→ Your goal:
Give back the full listing verbatim, apart from its images.

____________________

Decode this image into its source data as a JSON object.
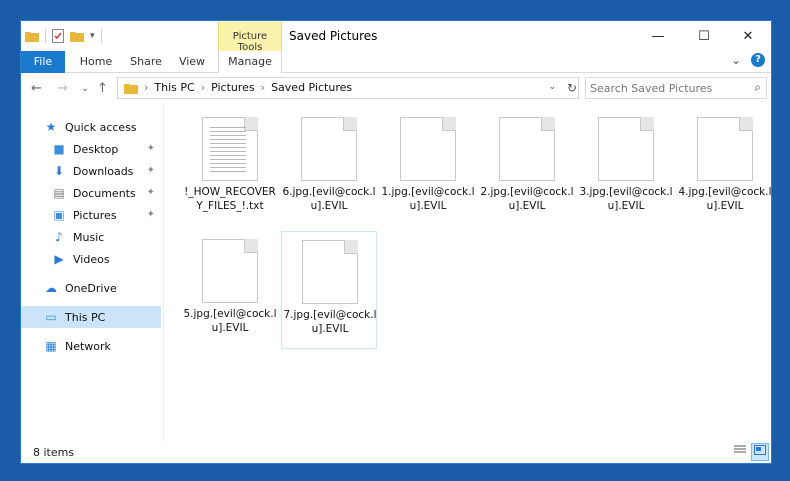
{
  "window": {
    "title": "Saved Pictures",
    "context_tab": "Picture Tools",
    "minimize": "—",
    "maximize": "☐",
    "close": "✕"
  },
  "ribbon": {
    "tabs": [
      "File",
      "Home",
      "Share",
      "View",
      "Manage"
    ],
    "expand": "⌄",
    "help": "?"
  },
  "address": {
    "back": "←",
    "forward": "→",
    "recent": "⌄",
    "up": "↑",
    "crumbs": [
      "This PC",
      "Pictures",
      "Saved Pictures"
    ],
    "separator": "›",
    "dropdown": "⌄",
    "refresh": "↻"
  },
  "search": {
    "placeholder": "Search Saved Pictures",
    "icon": "⌕"
  },
  "sidebar": {
    "items": [
      {
        "label": "Quick access",
        "icon": "★",
        "color": "#2b7bd6"
      },
      {
        "label": "Desktop",
        "icon": "■",
        "color": "#3a8fe0"
      },
      {
        "label": "Downloads",
        "icon": "⬇",
        "color": "#2b7bd6"
      },
      {
        "label": "Documents",
        "icon": "▤",
        "color": "#7a7a7a"
      },
      {
        "label": "Pictures",
        "icon": "▣",
        "color": "#3a8fe0"
      },
      {
        "label": "Music",
        "icon": "♪",
        "color": "#2b7bd6"
      },
      {
        "label": "Videos",
        "icon": "▶",
        "color": "#2b7bd6"
      },
      {
        "label": "OneDrive",
        "icon": "☁",
        "color": "#2b7bd6"
      },
      {
        "label": "This PC",
        "icon": "▭",
        "color": "#3a8fe0"
      },
      {
        "label": "Network",
        "icon": "▦",
        "color": "#2b7bd6"
      }
    ],
    "pin_icon": "📌"
  },
  "files": [
    {
      "label": "!_HOW_RECOVERY_FILES_!.txt",
      "type": "text"
    },
    {
      "label": "6.jpg.[evil@cock.lu].EVIL",
      "type": "blank"
    },
    {
      "label": "1.jpg.[evil@cock.lu].EVIL",
      "type": "blank"
    },
    {
      "label": "2.jpg.[evil@cock.lu].EVIL",
      "type": "blank"
    },
    {
      "label": "3.jpg.[evil@cock.lu].EVIL",
      "type": "blank"
    },
    {
      "label": "4.jpg.[evil@cock.lu].EVIL",
      "type": "blank"
    },
    {
      "label": "5.jpg.[evil@cock.lu].EVIL",
      "type": "blank"
    },
    {
      "label": "7.jpg.[evil@cock.lu].EVIL",
      "type": "blank"
    }
  ],
  "status": {
    "count": "8 items"
  },
  "colors": {
    "accent": "#1979ca",
    "context_tab": "#fbf3ac",
    "selection": "#cce4f7"
  }
}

____________________

→ Solution:
Decode this image into its source data as a JSON object.
{
  "window": {
    "title": "Saved Pictures",
    "context_tab": "Picture Tools",
    "minimize": "—",
    "maximize": "☐",
    "close": "✕"
  },
  "ribbon": {
    "tabs": [
      "File",
      "Home",
      "Share",
      "View",
      "Manage"
    ],
    "expand": "⌄",
    "help": "?"
  },
  "address": {
    "back": "←",
    "forward": "→",
    "recent": "⌄",
    "up": "↑",
    "crumbs": [
      "This PC",
      "Pictures",
      "Saved Pictures"
    ],
    "separator": "›",
    "dropdown": "⌄",
    "refresh": "↻"
  },
  "search": {
    "placeholder": "Search Saved Pictures",
    "icon": "⌕"
  },
  "sidebar": {
    "items": [
      {
        "label": "Quick access",
        "icon": "★",
        "color": "#2b7bd6"
      },
      {
        "label": "Desktop",
        "icon": "■",
        "color": "#3a8fe0"
      },
      {
        "label": "Downloads",
        "icon": "⬇",
        "color": "#2b7bd6"
      },
      {
        "label": "Documents",
        "icon": "▤",
        "color": "#7a7a7a"
      },
      {
        "label": "Pictures",
        "icon": "▣",
        "color": "#3a8fe0"
      },
      {
        "label": "Music",
        "icon": "♪",
        "color": "#2b7bd6"
      },
      {
        "label": "Videos",
        "icon": "▶",
        "color": "#2b7bd6"
      },
      {
        "label": "OneDrive",
        "icon": "☁",
        "color": "#2b7bd6"
      },
      {
        "label": "This PC",
        "icon": "▭",
        "color": "#3a8fe0"
      },
      {
        "label": "Network",
        "icon": "▦",
        "color": "#2b7bd6"
      }
    ],
    "pin_icon": "📌"
  },
  "files": [
    {
      "label": "!_HOW_RECOVERY_FILES_!.txt",
      "type": "text"
    },
    {
      "label": "6.jpg.[evil@cock.lu].EVIL",
      "type": "blank"
    },
    {
      "label": "1.jpg.[evil@cock.lu].EVIL",
      "type": "blank"
    },
    {
      "label": "2.jpg.[evil@cock.lu].EVIL",
      "type": "blank"
    },
    {
      "label": "3.jpg.[evil@cock.lu].EVIL",
      "type": "blank"
    },
    {
      "label": "4.jpg.[evil@cock.lu].EVIL",
      "type": "blank"
    },
    {
      "label": "5.jpg.[evil@cock.lu].EVIL",
      "type": "blank"
    },
    {
      "label": "7.jpg.[evil@cock.lu].EVIL",
      "type": "blank"
    }
  ],
  "status": {
    "count": "8 items"
  },
  "colors": {
    "accent": "#1979ca",
    "context_tab": "#fbf3ac",
    "selection": "#cce4f7"
  }
}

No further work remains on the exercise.